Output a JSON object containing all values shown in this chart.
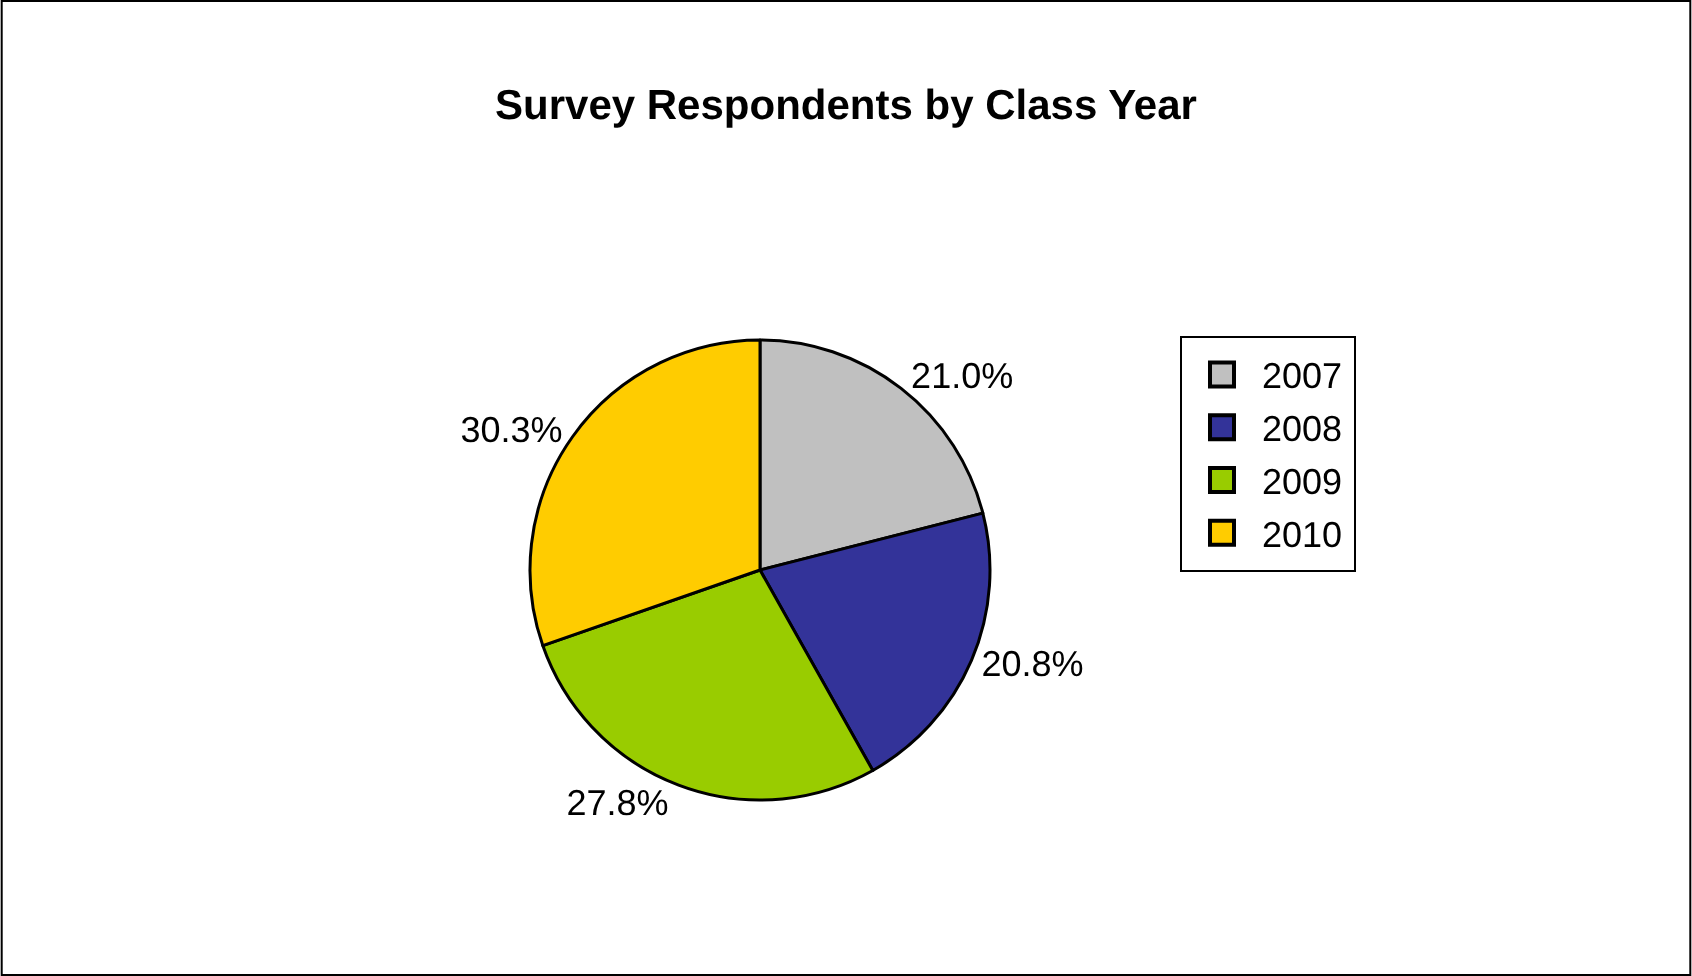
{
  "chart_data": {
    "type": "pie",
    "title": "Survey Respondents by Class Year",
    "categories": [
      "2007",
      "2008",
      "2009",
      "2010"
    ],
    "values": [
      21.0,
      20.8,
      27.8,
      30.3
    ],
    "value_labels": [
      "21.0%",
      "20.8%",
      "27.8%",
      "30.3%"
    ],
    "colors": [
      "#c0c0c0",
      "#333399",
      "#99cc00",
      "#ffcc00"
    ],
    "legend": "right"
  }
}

┄┄┄┄┄┄┄┄┄┄┄┄┄┄┄┄┄┄┄┄

**Job**
Omit every picture while copying the listing above exactly.

**Result**
Output a JSON object containing all values shown in this chart.
{
  "chart_data": {
    "type": "pie",
    "title": "Survey Respondents by Class Year",
    "categories": [
      "2007",
      "2008",
      "2009",
      "2010"
    ],
    "values": [
      21.0,
      20.8,
      27.8,
      30.3
    ],
    "value_labels": [
      "21.0%",
      "20.8%",
      "27.8%",
      "30.3%"
    ],
    "colors": [
      "#c0c0c0",
      "#333399",
      "#99cc00",
      "#ffcc00"
    ],
    "legend": "right"
  }
}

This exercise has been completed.